→ Task to complete
Omit all images. Write out the rest of the material exactly.

→ Records supplied
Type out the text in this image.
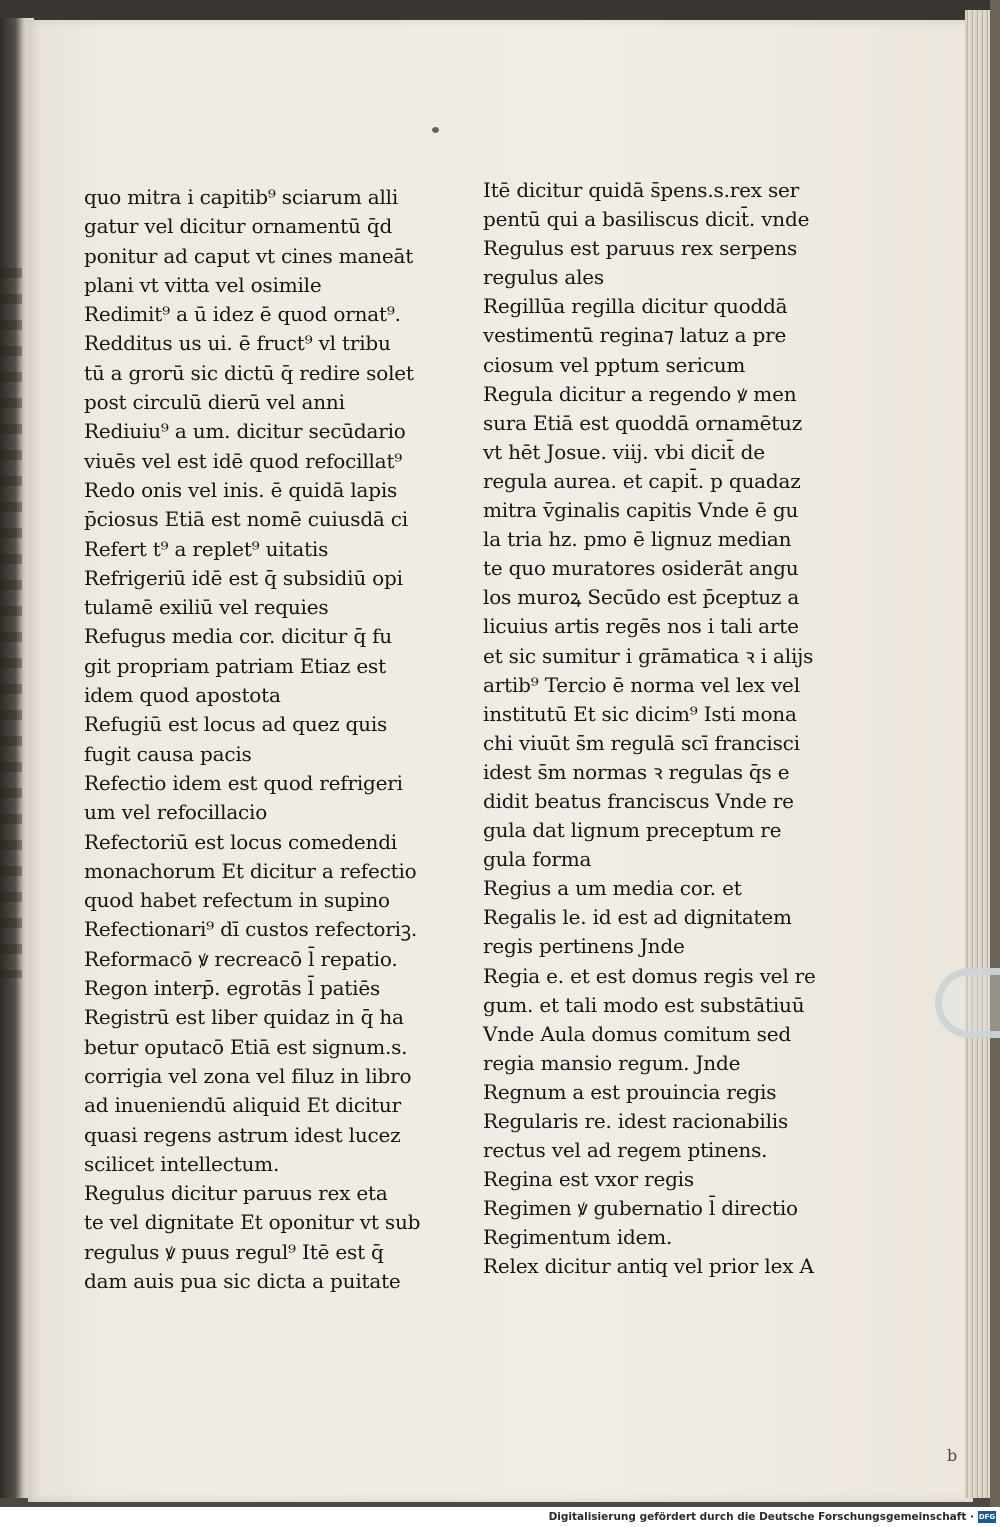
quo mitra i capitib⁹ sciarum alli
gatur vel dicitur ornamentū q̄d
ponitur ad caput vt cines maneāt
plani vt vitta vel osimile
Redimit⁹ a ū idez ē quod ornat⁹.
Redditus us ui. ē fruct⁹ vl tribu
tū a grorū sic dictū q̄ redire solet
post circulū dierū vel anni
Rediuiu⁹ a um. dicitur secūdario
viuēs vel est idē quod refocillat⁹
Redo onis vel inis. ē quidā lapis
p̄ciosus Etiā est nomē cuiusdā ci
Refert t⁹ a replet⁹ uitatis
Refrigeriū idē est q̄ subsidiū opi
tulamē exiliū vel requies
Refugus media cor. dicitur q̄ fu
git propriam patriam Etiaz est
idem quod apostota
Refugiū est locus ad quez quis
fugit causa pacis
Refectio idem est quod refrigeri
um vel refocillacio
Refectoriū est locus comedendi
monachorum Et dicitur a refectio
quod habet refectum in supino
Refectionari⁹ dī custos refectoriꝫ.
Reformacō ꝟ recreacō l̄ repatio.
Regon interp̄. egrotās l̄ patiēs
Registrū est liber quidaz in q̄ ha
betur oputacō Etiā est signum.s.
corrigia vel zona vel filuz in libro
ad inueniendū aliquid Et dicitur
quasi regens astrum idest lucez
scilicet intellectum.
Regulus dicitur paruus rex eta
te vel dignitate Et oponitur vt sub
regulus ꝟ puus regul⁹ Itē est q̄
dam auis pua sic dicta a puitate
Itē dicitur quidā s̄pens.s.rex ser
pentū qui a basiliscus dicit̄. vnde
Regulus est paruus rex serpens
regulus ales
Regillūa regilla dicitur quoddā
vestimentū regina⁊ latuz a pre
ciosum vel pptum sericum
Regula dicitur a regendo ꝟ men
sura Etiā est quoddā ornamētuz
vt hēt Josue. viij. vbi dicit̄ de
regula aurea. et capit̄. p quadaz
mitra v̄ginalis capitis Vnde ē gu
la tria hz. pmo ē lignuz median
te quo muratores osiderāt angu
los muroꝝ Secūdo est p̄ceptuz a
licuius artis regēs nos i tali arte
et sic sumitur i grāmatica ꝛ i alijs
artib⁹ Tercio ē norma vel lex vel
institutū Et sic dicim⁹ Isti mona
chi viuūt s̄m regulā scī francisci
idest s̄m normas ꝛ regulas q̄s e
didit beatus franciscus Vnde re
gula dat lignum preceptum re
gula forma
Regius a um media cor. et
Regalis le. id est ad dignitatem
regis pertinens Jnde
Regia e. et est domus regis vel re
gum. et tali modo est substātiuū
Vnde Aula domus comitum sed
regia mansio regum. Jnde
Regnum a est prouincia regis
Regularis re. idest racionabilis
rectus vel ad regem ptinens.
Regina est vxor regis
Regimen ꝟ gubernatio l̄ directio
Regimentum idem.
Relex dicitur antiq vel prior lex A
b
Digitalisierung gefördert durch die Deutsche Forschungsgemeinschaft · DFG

→ Answer
Type out the text in this image.
quo mitra i capitib⁹ sciarum alli
gatur vel dicitur ornamentū q̄d
ponitur ad caput vt cines maneāt
plani vt vitta vel osimile
Redimit⁹ a ū idez ē quod ornat⁹.
Redditus us ui. ē fruct⁹ vl tribu
tū a grorū sic dictū q̄ redire solet
post circulū dierū vel anni
Rediuiu⁹ a um. dicitur secūdario
viuēs vel est idē quod refocillat⁹
Redo onis vel inis. ē quidā lapis
p̄ciosus Etiā est nomē cuiusdā ci
Refert t⁹ a replet⁹ uitatis
Refrigeriū idē est q̄ subsidiū opi
tulamē exiliū vel requies
Refugus media cor. dicitur q̄ fu
git propriam patriam Etiaz est
idem quod apostota
Refugiū est locus ad quez quis
fugit causa pacis
Refectio idem est quod refrigeri
um vel refocillacio
Refectoriū est locus comedendi
monachorum Et dicitur a refectio
quod habet refectum in supino
Refectionari⁹ dī custos refectoriꝫ.
Reformacō ꝟ recreacō l̄ repatio.
Regon interp̄. egrotās l̄ patiēs
Registrū est liber quidaz in q̄ ha
betur oputacō Etiā est signum.s.
corrigia vel zona vel filuz in libro
ad inueniendū aliquid Et dicitur
quasi regens astrum idest lucez
scilicet intellectum.
Regulus dicitur paruus rex eta
te vel dignitate Et oponitur vt sub
regulus ꝟ puus regul⁹ Itē est q̄
dam auis pua sic dicta a puitate
Itē dicitur quidā s̄pens.s.rex ser
pentū qui a basiliscus dicit̄. vnde
Regulus est paruus rex serpens
regulus ales
Regillūa regilla dicitur quoddā
vestimentū regina⁊ latuz a pre
ciosum vel pptum sericum
Regula dicitur a regendo ꝟ men
sura Etiā est quoddā ornamētuz
vt hēt Josue. viij. vbi dicit̄ de
regula aurea. et capit̄. p quadaz
mitra v̄ginalis capitis Vnde ē gu
la tria hz. pmo ē lignuz median
te quo muratores osiderāt angu
los muroꝝ Secūdo est p̄ceptuz a
licuius artis regēs nos i tali arte
et sic sumitur i grāmatica ꝛ i alijs
artib⁹ Tercio ē norma vel lex vel
institutū Et sic dicim⁹ Isti mona
chi viuūt s̄m regulā scī francisci
idest s̄m normas ꝛ regulas q̄s e
didit beatus franciscus Vnde re
gula dat lignum preceptum re
gula forma
Regius a um media cor. et
Regalis le. id est ad dignitatem
regis pertinens Jnde
Regia e. et est domus regis vel re
gum. et tali modo est substātiuū
Vnde Aula domus comitum sed
regia mansio regum. Jnde
Regnum a est prouincia regis
Regularis re. idest racionabilis
rectus vel ad regem ptinens.
Regina est vxor regis
Regimen ꝟ gubernatio l̄ directio
Regimentum idem.
Relex dicitur antiq vel prior lex A
b
Digitalisierung gefördert durch die Deutsche Forschungsgemeinschaft · DFG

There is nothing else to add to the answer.